DATA SHOWN:
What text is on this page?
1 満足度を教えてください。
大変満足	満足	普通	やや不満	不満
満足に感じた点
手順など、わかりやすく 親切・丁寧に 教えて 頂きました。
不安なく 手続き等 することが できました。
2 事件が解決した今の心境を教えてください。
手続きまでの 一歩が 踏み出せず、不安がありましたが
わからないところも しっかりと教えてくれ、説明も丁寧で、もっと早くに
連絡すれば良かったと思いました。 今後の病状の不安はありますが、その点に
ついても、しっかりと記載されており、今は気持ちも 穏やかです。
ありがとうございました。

PROBLEM TO SOLVE:
Copy out each record exactly as given, omitting none.

RESPONSE:
What text is on this page?
1 満足度を教えてください。
大変満足	満足	普通	やや不満	不満
満足に感じた点
手順など、わかりやすく 親切・丁寧に 教えて 頂きました。
不安なく 手続き等 することが できました。
2 事件が解決した今の心境を教えてください。
手続きまでの 一歩が 踏み出せず、不安がありましたが
わからないところも しっかりと教えてくれ、説明も丁寧で、もっと早くに
連絡すれば良かったと思いました。 今後の病状の不安はありますが、その点に
ついても、しっかりと記載されており、今は気持ちも 穏やかです。
ありがとうございました。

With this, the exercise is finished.